◆ **TASK INPUT**:
--- START ---

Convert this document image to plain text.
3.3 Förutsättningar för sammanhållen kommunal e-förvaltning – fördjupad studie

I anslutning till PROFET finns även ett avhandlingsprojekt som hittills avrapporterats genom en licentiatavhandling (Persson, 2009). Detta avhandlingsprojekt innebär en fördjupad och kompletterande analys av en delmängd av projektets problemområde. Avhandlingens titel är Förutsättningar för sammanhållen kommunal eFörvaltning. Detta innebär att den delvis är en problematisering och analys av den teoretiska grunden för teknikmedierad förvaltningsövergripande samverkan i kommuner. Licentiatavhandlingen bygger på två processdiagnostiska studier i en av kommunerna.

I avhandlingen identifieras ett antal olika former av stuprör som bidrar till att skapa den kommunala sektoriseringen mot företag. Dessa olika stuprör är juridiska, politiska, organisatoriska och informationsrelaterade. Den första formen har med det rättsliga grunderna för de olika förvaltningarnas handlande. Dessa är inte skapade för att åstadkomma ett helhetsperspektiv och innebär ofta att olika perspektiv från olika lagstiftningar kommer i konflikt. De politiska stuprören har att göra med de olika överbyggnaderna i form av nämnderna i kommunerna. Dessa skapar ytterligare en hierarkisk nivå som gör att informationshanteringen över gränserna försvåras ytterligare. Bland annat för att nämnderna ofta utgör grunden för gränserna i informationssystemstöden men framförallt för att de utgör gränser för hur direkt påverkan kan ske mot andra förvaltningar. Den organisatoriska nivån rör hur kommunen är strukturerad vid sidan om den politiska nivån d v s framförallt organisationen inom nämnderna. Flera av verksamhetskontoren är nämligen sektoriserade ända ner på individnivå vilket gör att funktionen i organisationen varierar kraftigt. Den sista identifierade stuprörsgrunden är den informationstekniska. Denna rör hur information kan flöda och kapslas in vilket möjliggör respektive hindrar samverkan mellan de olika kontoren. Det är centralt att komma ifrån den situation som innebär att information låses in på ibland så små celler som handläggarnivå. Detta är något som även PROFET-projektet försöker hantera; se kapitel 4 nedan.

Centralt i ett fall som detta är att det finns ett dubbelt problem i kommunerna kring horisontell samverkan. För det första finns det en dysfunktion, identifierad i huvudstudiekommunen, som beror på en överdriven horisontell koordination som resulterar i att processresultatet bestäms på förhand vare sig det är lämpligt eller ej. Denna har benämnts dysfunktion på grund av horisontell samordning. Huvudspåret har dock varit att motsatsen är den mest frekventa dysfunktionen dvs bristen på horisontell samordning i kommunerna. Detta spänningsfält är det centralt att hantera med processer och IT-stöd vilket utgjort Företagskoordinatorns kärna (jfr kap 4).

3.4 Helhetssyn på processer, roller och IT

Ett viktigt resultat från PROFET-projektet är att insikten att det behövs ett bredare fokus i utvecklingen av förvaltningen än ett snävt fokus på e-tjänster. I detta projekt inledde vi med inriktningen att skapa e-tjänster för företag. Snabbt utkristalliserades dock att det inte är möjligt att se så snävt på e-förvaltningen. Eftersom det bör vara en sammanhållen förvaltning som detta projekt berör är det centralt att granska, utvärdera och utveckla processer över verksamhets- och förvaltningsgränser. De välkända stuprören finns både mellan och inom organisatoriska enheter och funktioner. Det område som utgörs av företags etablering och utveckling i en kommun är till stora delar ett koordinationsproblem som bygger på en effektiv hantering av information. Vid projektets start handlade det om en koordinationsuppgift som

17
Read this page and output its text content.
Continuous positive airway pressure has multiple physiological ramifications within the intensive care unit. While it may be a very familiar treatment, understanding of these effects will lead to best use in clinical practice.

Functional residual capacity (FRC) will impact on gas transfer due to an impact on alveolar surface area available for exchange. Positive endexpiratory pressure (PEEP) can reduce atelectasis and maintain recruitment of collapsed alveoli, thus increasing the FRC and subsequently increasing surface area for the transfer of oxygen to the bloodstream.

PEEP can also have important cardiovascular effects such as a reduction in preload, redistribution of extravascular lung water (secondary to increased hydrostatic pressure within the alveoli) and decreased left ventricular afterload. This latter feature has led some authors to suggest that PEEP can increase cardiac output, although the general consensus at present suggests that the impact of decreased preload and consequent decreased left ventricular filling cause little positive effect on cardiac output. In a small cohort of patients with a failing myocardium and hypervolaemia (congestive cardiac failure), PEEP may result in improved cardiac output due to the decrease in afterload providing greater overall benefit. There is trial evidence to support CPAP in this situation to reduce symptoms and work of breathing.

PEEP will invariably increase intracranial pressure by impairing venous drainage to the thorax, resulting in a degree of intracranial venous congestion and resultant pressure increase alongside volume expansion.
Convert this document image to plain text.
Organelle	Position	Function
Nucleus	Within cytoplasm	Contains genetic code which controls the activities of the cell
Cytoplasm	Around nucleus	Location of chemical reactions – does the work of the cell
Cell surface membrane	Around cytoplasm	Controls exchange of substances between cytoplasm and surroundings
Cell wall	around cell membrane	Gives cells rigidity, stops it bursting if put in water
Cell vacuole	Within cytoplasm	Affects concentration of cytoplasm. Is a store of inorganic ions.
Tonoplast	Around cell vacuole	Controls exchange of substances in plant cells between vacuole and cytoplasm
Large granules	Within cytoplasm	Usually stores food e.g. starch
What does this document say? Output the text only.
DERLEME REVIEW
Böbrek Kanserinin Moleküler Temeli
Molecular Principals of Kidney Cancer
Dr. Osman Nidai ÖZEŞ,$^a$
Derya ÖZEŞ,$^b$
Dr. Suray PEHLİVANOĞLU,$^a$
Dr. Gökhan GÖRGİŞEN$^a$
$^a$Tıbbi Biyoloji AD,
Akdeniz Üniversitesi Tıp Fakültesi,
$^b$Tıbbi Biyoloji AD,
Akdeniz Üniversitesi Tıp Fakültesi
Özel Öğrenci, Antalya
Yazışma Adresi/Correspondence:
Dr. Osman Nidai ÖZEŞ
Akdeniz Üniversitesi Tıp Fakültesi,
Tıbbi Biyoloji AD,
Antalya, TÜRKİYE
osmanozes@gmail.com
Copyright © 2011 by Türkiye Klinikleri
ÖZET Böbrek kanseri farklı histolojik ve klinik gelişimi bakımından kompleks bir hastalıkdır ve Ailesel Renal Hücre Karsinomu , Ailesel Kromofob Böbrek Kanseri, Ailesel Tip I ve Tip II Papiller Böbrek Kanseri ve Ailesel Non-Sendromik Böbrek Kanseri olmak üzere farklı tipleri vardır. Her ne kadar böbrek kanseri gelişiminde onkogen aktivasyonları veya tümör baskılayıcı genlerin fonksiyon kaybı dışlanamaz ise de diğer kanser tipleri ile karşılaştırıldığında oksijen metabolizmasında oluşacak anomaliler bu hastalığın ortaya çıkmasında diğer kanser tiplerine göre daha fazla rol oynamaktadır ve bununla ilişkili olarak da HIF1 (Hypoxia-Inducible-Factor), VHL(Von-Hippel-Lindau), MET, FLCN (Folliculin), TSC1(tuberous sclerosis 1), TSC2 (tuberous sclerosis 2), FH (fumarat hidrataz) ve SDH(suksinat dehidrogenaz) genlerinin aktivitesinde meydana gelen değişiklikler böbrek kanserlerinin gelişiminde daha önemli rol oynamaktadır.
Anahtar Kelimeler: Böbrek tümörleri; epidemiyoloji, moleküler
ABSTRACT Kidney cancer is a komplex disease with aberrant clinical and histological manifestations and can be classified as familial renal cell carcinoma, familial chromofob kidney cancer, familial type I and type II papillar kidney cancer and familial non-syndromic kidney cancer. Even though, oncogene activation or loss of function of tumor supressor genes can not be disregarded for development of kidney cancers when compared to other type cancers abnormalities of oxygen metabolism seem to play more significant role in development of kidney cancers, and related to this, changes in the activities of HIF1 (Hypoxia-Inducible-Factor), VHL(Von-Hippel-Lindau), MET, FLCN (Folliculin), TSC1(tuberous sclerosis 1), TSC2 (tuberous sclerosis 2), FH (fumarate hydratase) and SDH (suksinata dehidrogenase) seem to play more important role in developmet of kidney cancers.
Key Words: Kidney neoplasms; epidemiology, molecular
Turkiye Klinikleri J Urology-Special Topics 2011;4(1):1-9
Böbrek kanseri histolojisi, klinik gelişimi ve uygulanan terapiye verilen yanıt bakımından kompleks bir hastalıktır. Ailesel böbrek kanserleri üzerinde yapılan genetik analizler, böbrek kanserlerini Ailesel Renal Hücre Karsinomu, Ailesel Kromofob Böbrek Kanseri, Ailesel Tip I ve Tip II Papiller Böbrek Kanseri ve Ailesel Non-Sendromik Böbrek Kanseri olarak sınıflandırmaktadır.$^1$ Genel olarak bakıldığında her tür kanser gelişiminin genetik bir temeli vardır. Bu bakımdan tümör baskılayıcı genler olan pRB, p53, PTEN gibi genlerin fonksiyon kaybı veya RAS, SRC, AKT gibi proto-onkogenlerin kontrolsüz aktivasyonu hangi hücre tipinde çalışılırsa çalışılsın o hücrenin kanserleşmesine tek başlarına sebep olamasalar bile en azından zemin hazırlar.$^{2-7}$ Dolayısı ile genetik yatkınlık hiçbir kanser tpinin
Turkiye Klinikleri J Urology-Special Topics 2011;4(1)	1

--- END ---

How many of the lines above include the string "between"? Only the number should be written.

2